Instructions to follow
Restate the data exactly as given and keep the pictures out.

(Extracted data entries)
⁂

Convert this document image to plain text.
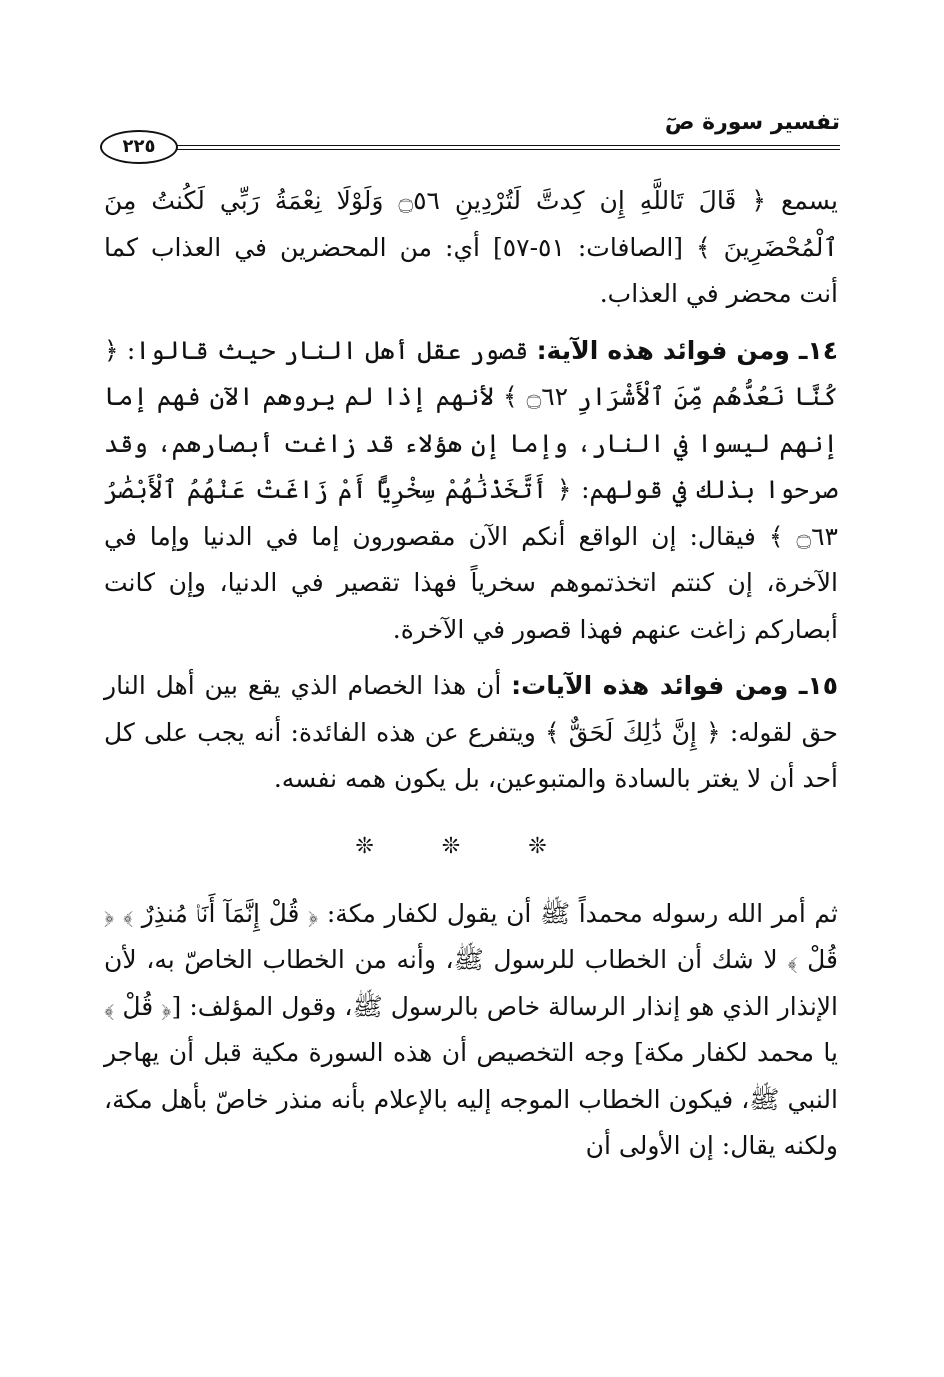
تفسير سورة صٓ
٢٢٥

يسمع ﴿ قَالَ تَاللَّهِ إِن كِدتَّ لَتُرْدِينِ ۝٥٦ وَلَوْلَا نِعْمَةُ رَبِّي لَكُنتُ مِنَ ٱلْمُحْضَرِينَ ﴾ [الصافات: ٥١-٥٧] أي: من المحضرين في العذاب كما أنت محضر في العذاب.

١٤ـ ومن فوائد هذه الآية: قصور عقل أهل النار حيث قالوا: ﴿ كُنَّا نَعُدُّهُم مِّنَ ٱلْأَشْرَارِ ۝٦٢ ﴾ لأنهم إذا لم يروهم الآن فهم إما إنهم ليسوا في النار، وإما إن هؤلاء قد زاغت أبصارهم، وقد صرحوا بذلك في قولهم: ﴿ أَتَّخَذْنَٰهُمْ سِخْرِيًّا أَمْ زَاغَتْ عَنْهُمُ ٱلْأَبْصَٰرُ ۝٦٣ ﴾ فيقال: إن الواقع أنكم الآن مقصورون إما في الدنيا وإما في الآخرة، إن كنتم اتخذتموهم سخرياً فهذا تقصير في الدنيا، وإن كانت أبصاركم زاغت عنهم فهذا قصور في الآخرة.

١٥ـ ومن فوائد هذه الآيات: أن هذا الخصام الذي يقع بين أهل النار حق لقوله: ﴿ إِنَّ ذَٰلِكَ لَحَقٌّ ﴾ ويتفرع عن هذه الفائدة: أنه يجب على كل أحد أن لا يغتر بالسادة والمتبوعين، بل يكون همه نفسه.

❊ ❊ ❊

ثم أمر الله رسوله محمداً ﷺ أن يقول لكفار مكة: ﴿ قُلْ إِنَّمَآ أَنَا۠ مُنذِرٌ ﴾ ﴿ قُلْ ﴾ لا شك أن الخطاب للرسول ﷺ، وأنه من الخطاب الخاصّ به، لأن الإنذار الذي هو إنذار الرسالة خاص بالرسول ﷺ، وقول المؤلف: [﴿ قُلْ ﴾ يا محمد لكفار مكة] وجه التخصيص أن هذه السورة مكية قبل أن يهاجر النبي ﷺ، فيكون الخطاب الموجه إليه بالإعلام بأنه منذر خاصّ بأهل مكة، ولكنه يقال: إن الأولى أن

⁂

Task answer
Convert this document image to plain text.
تفسير سورة صٓ
٢٢٥

يسمع ﴿ قَالَ تَاللَّهِ إِن كِدتَّ لَتُرْدِينِ ۝٥٦ وَلَوْلَا نِعْمَةُ رَبِّي لَكُنتُ مِنَ ٱلْمُحْضَرِينَ ﴾ [الصافات: ٥١-٥٧] أي: من المحضرين في العذاب كما أنت محضر في العذاب.

١٤ـ ومن فوائد هذه الآية: قصور عقل أهل النار حيث قالوا: ﴿ كُنَّا نَعُدُّهُم مِّنَ ٱلْأَشْرَارِ ۝٦٢ ﴾ لأنهم إذا لم يروهم الآن فهم إما إنهم ليسوا في النار، وإما إن هؤلاء قد زاغت أبصارهم، وقد صرحوا بذلك في قولهم: ﴿ أَتَّخَذْنَٰهُمْ سِخْرِيًّا أَمْ زَاغَتْ عَنْهُمُ ٱلْأَبْصَٰرُ ۝٦٣ ﴾ فيقال: إن الواقع أنكم الآن مقصورون إما في الدنيا وإما في الآخرة، إن كنتم اتخذتموهم سخرياً فهذا تقصير في الدنيا، وإن كانت أبصاركم زاغت عنهم فهذا قصور في الآخرة.

١٥ـ ومن فوائد هذه الآيات: أن هذا الخصام الذي يقع بين أهل النار حق لقوله: ﴿ إِنَّ ذَٰلِكَ لَحَقٌّ ﴾ ويتفرع عن هذه الفائدة: أنه يجب على كل أحد أن لا يغتر بالسادة والمتبوعين، بل يكون همه نفسه.

❊ ❊ ❊

ثم أمر الله رسوله محمداً ﷺ أن يقول لكفار مكة: ﴿ قُلْ إِنَّمَآ أَنَا۠ مُنذِرٌ ﴾ ﴿ قُلْ ﴾ لا شك أن الخطاب للرسول ﷺ، وأنه من الخطاب الخاصّ به، لأن الإنذار الذي هو إنذار الرسالة خاص بالرسول ﷺ، وقول المؤلف: [﴿ قُلْ ﴾ يا محمد لكفار مكة] وجه التخصيص أن هذه السورة مكية قبل أن يهاجر النبي ﷺ، فيكون الخطاب الموجه إليه بالإعلام بأنه منذر خاصّ بأهل مكة، ولكنه يقال: إن الأولى أن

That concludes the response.